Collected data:
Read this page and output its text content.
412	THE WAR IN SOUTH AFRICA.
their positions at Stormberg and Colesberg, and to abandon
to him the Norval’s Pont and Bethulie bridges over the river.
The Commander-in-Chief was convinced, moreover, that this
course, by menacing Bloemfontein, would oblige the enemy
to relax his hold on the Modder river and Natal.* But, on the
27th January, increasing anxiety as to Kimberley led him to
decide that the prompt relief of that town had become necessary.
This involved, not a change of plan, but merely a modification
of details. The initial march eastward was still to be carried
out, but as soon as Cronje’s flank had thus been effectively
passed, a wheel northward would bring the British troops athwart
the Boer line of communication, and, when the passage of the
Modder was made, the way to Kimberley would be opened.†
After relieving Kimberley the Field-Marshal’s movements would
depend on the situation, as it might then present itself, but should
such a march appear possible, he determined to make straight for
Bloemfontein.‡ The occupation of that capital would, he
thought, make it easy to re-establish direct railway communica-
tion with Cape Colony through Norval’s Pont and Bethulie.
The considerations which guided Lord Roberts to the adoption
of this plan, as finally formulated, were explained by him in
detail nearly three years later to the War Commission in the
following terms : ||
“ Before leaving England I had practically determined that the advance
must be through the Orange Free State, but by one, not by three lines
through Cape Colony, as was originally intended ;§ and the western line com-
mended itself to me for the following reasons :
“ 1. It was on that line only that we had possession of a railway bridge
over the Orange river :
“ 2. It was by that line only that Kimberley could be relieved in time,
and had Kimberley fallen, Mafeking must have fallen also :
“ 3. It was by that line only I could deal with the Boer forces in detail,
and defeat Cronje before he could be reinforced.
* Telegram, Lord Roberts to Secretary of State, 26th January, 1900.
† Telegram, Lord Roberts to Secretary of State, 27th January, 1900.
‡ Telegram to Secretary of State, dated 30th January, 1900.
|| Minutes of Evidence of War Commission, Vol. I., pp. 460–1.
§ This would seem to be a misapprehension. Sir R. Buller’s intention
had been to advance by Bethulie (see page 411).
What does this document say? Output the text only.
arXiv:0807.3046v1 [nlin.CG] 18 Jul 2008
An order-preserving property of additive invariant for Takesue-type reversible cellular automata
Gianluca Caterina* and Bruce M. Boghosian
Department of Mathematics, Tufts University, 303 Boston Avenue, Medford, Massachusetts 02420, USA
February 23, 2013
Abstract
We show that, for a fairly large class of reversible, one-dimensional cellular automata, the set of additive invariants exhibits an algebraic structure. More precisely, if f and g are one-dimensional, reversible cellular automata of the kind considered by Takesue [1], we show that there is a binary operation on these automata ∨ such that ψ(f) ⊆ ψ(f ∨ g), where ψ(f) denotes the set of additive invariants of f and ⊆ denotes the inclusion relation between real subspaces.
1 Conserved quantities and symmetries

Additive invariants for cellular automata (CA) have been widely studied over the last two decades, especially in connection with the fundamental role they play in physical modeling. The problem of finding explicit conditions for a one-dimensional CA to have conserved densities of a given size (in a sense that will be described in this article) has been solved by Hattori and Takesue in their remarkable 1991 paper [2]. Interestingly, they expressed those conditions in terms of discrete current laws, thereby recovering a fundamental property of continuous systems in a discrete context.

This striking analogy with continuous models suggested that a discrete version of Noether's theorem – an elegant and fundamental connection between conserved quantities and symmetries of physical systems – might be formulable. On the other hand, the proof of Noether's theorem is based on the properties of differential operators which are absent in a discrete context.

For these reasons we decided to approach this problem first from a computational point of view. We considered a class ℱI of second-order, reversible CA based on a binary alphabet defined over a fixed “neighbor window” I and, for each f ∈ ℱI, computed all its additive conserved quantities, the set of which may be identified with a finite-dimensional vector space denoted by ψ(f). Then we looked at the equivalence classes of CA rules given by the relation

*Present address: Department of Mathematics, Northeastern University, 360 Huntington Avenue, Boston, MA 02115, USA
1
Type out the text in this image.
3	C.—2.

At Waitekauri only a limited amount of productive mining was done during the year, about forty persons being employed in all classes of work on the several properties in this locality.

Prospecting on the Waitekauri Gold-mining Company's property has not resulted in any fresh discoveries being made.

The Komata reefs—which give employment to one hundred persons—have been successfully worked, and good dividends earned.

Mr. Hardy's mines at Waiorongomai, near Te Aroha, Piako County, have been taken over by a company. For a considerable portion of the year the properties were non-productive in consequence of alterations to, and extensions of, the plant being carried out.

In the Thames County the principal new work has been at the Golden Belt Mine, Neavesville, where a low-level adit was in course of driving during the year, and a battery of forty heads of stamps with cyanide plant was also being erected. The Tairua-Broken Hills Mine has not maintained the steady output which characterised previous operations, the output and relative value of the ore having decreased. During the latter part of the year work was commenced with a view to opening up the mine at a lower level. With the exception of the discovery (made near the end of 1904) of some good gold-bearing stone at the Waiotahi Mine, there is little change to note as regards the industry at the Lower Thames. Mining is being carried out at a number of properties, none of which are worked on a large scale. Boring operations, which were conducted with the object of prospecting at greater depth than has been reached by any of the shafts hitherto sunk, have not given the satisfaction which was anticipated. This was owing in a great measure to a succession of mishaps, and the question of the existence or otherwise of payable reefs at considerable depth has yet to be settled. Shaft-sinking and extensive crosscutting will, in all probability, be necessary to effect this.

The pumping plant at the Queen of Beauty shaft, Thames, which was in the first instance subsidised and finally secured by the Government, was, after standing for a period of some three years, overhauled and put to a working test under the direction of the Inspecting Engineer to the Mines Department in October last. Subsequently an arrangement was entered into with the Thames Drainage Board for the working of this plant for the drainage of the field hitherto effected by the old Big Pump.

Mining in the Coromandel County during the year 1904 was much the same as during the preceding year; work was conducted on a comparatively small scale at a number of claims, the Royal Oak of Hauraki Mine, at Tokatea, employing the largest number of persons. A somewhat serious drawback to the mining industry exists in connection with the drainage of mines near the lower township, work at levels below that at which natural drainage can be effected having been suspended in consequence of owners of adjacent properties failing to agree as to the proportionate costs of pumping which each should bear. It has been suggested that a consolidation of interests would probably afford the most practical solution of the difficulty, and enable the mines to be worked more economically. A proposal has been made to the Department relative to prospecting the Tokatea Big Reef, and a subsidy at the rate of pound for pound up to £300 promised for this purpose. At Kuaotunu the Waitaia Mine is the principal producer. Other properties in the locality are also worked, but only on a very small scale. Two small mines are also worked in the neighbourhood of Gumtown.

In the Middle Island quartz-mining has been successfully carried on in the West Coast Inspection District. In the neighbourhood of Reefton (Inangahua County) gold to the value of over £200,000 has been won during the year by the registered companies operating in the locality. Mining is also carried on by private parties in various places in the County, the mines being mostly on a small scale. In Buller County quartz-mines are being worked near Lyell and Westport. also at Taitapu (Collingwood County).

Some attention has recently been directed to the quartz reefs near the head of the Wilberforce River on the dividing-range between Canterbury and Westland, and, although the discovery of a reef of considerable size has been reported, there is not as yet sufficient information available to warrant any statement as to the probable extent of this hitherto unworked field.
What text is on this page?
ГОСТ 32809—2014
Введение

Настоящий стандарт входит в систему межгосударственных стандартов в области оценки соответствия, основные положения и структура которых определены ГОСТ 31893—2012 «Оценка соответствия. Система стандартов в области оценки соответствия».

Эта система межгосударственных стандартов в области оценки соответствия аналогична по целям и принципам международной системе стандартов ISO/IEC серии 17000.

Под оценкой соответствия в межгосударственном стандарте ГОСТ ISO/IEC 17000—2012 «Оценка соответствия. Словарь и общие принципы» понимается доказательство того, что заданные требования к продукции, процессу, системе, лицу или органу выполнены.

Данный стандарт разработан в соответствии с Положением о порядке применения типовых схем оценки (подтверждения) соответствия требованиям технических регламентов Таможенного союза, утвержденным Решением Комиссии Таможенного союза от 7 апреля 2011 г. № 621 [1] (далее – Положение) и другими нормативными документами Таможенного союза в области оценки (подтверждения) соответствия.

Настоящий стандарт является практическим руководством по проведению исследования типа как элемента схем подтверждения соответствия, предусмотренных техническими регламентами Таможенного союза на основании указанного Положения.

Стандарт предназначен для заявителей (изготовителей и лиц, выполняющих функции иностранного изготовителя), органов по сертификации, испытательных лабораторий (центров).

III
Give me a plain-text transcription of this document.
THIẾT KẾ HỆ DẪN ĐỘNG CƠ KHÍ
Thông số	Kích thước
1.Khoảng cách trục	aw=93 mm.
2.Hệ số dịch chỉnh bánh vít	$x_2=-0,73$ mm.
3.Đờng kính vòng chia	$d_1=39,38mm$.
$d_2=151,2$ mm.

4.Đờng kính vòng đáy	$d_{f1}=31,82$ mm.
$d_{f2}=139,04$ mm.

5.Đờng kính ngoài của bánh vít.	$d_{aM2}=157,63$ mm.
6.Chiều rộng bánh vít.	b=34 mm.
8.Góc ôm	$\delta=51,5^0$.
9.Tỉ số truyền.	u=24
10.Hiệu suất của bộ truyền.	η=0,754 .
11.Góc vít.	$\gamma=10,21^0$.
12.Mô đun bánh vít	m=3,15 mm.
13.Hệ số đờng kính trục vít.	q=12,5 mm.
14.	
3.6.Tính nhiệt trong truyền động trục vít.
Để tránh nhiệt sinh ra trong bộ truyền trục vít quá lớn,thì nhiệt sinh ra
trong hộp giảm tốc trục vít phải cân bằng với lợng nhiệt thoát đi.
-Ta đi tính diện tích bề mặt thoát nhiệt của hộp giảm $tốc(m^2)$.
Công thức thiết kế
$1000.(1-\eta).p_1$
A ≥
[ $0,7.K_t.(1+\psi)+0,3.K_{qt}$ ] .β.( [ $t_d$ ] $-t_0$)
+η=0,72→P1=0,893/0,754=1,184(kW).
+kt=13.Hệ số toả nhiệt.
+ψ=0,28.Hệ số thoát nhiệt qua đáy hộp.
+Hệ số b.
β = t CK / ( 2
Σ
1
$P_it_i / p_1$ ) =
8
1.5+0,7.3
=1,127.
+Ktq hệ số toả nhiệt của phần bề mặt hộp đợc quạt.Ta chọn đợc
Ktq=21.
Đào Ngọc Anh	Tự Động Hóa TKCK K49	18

## TASK PROMPT
Which lines in the data above contain "Cronje"? Show each one.

## EXERCISE OUTPUT
out, but as soon as Cronje’s flank had thus been effectively
and defeat Cronje before he could be reinforced.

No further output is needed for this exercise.